» Records to process
[Start]
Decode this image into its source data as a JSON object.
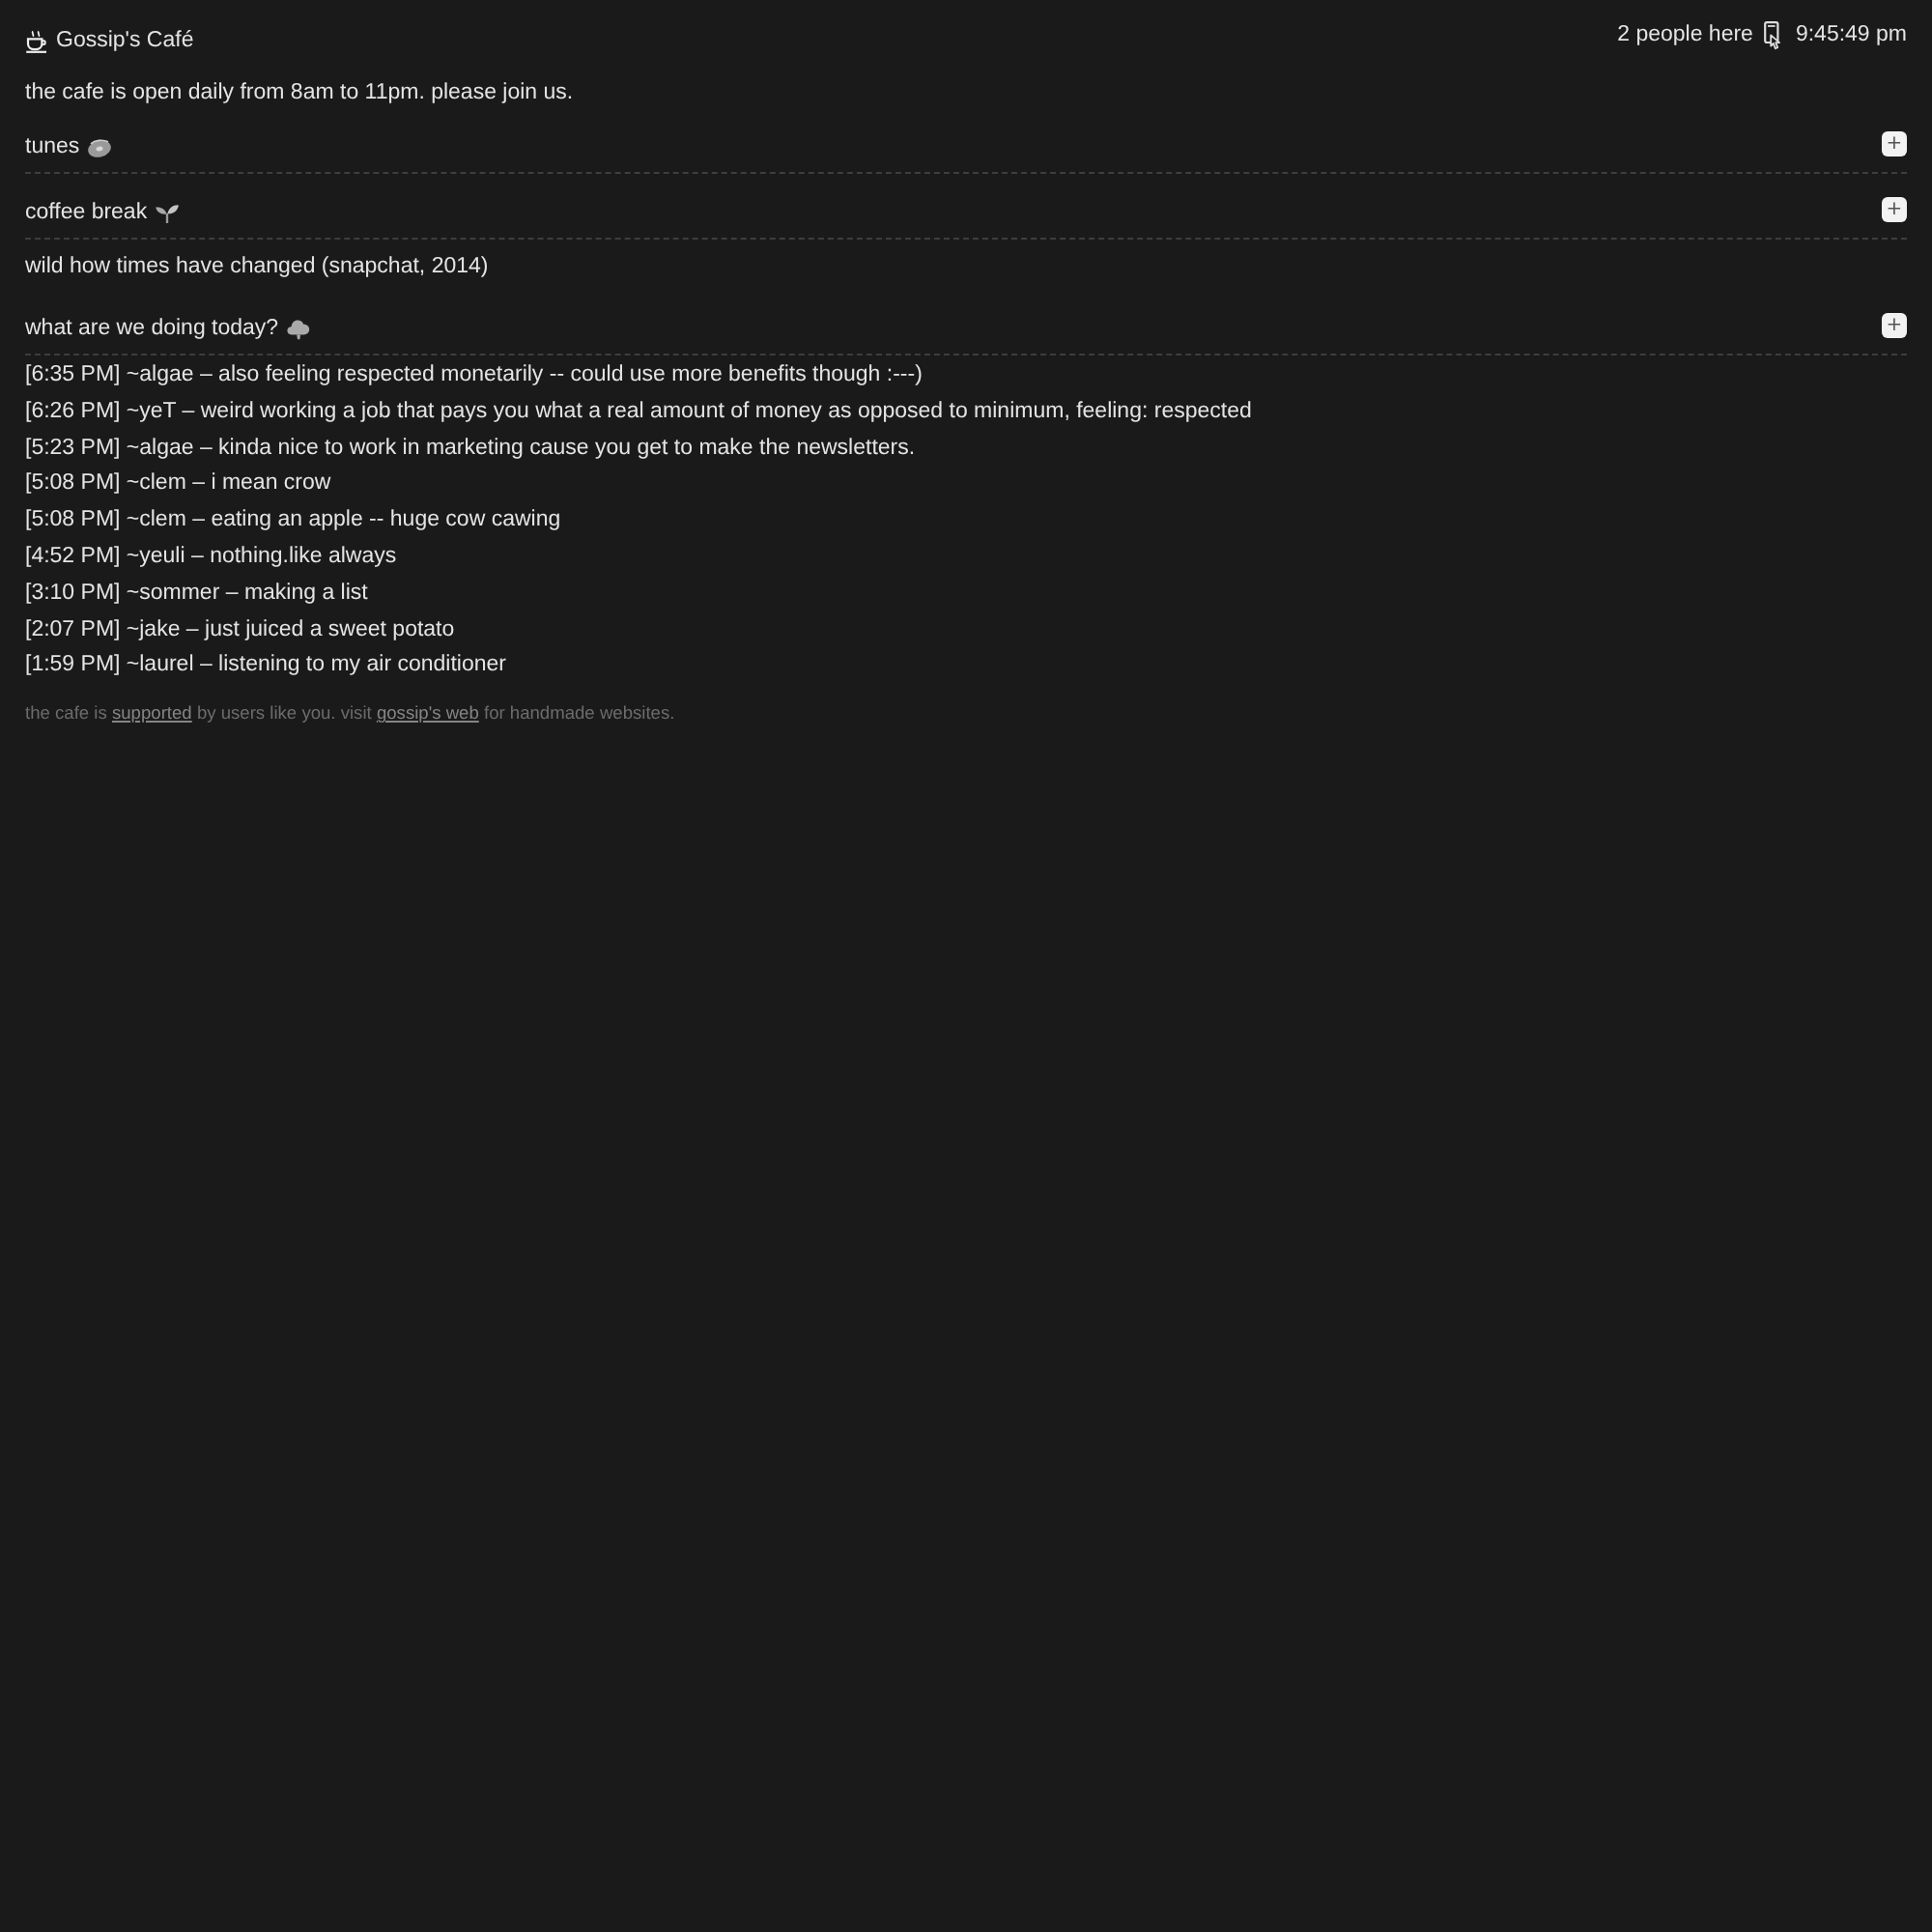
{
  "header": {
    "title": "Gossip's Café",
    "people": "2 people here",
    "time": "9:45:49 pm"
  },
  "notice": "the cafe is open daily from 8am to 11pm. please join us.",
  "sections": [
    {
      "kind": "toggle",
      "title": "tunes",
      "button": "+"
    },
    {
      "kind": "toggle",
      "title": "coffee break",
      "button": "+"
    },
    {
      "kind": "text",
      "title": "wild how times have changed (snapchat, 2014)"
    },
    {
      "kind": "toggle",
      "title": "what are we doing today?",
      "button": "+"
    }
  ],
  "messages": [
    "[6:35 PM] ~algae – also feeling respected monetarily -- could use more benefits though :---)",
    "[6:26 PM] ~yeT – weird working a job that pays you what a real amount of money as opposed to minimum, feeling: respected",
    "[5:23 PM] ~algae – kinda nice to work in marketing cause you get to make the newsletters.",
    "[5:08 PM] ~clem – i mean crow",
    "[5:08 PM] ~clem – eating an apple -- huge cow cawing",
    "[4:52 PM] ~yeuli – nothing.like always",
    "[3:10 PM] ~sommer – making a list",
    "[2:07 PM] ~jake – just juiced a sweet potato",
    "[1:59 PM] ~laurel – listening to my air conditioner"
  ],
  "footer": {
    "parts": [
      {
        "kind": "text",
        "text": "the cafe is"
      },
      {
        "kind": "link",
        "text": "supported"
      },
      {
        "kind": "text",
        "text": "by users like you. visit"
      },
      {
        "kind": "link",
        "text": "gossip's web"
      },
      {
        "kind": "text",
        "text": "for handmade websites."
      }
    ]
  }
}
[End]
[Start]
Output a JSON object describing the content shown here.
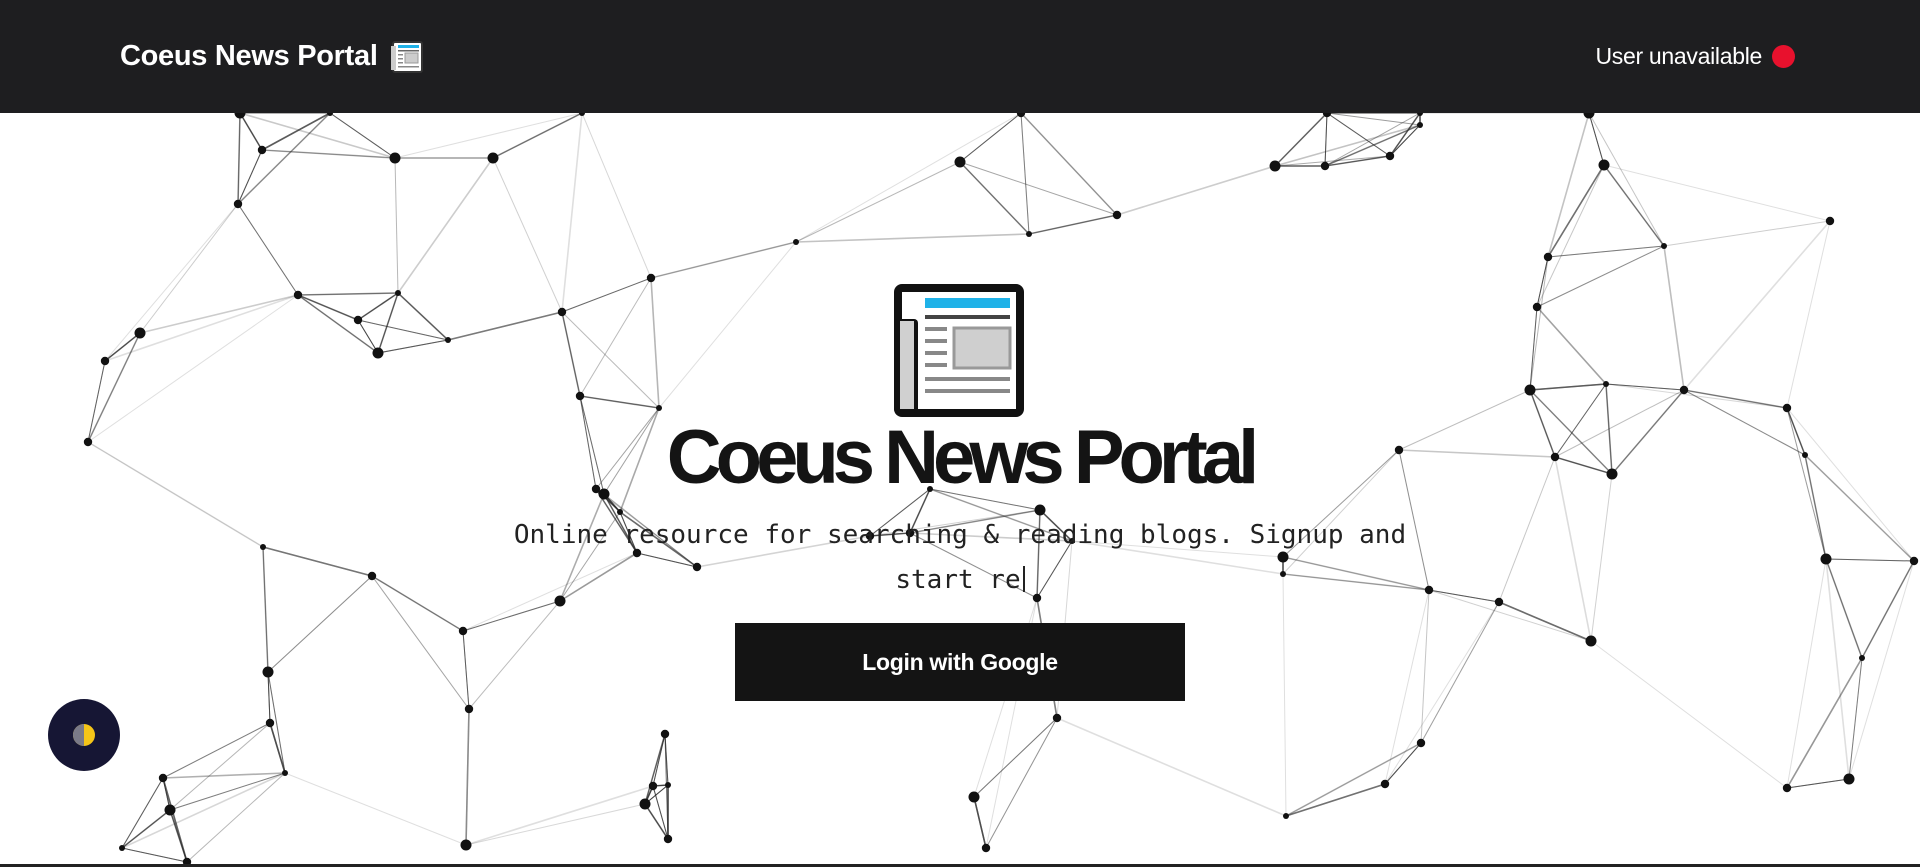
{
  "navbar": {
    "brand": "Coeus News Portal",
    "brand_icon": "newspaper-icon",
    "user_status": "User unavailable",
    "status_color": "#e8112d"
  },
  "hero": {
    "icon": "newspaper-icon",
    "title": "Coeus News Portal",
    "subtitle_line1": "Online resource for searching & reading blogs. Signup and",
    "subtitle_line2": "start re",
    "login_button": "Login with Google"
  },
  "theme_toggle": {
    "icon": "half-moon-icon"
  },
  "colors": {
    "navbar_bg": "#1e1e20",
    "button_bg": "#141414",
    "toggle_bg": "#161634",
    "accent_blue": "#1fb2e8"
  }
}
[End]
» Given request
Filter the records for lines holding the string "here". Copy each one.

» Result
    "people": "2 people here",
Output a JSON object describing the content shown here.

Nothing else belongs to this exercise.